Dataset excerpts:
+ + + + +

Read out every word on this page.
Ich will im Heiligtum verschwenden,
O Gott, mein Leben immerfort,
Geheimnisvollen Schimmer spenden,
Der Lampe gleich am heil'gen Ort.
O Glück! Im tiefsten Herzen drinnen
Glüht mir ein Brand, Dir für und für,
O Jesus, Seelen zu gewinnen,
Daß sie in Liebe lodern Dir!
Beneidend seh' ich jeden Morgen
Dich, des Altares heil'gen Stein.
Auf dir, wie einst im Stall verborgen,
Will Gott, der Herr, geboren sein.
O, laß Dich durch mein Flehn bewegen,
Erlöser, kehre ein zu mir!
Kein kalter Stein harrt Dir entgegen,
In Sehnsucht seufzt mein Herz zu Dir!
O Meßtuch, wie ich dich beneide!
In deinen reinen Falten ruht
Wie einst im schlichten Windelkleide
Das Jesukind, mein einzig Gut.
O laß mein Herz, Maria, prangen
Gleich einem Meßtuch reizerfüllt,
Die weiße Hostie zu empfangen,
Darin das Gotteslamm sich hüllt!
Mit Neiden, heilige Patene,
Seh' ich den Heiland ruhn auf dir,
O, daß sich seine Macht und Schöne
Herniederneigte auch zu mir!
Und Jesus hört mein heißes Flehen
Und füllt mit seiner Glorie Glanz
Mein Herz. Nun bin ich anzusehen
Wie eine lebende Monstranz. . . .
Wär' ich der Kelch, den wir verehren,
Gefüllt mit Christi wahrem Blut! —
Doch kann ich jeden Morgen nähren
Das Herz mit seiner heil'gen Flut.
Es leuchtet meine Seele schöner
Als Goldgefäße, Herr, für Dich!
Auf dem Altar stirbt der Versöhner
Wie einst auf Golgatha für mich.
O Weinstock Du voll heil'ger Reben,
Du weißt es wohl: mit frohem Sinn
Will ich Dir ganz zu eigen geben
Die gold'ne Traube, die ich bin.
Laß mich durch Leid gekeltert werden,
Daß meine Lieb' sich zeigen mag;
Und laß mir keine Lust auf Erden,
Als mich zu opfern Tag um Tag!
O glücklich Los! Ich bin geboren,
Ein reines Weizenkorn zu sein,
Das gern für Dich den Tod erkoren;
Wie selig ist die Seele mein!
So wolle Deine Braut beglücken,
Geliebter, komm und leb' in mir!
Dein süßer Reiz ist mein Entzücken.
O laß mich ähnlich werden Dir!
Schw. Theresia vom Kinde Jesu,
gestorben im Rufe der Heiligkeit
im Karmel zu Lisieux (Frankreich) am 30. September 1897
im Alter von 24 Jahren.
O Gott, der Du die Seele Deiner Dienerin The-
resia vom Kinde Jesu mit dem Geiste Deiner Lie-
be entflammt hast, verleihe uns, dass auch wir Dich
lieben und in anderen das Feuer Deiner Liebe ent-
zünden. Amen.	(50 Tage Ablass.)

+ + + + +

Your answer should be a single number: the count of lines in the entries that contain the word "Liebe".

2